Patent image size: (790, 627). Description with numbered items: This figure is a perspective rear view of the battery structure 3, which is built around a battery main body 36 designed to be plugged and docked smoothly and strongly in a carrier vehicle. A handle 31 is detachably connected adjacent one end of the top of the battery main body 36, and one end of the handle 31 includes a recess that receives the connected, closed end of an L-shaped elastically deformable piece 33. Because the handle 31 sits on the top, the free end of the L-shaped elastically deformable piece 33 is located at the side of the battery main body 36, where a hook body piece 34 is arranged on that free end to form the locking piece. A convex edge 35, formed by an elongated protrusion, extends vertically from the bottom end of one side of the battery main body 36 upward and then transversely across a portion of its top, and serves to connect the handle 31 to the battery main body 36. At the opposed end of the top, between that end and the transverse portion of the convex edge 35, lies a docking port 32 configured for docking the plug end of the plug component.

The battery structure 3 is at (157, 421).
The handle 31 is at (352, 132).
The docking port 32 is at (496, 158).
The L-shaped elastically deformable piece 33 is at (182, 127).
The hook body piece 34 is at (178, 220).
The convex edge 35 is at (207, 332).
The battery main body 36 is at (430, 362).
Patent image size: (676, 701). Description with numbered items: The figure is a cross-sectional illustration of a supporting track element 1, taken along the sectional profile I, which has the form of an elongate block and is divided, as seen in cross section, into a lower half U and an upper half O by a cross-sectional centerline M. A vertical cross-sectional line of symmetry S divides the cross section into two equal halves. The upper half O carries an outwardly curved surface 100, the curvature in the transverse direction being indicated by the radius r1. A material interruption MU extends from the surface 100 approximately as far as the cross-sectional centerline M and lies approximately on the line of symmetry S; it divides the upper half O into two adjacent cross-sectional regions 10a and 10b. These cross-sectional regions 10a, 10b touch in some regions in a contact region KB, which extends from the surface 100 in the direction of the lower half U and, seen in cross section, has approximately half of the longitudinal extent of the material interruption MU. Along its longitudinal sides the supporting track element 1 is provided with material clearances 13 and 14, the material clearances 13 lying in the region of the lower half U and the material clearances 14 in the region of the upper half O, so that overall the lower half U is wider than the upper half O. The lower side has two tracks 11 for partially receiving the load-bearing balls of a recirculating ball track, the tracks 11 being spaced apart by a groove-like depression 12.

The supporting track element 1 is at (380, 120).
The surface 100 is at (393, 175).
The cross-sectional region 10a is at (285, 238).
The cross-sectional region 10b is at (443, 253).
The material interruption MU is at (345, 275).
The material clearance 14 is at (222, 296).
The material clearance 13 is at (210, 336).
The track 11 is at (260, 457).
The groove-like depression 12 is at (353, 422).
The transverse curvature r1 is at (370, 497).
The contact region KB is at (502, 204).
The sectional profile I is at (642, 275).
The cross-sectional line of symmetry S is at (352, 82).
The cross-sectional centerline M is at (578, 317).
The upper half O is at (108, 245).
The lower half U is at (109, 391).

SET PROBLEM =>
Count the lines in the entries above that contain the word "elastically", and give only the number.

CORRECT RESPONSE =>
2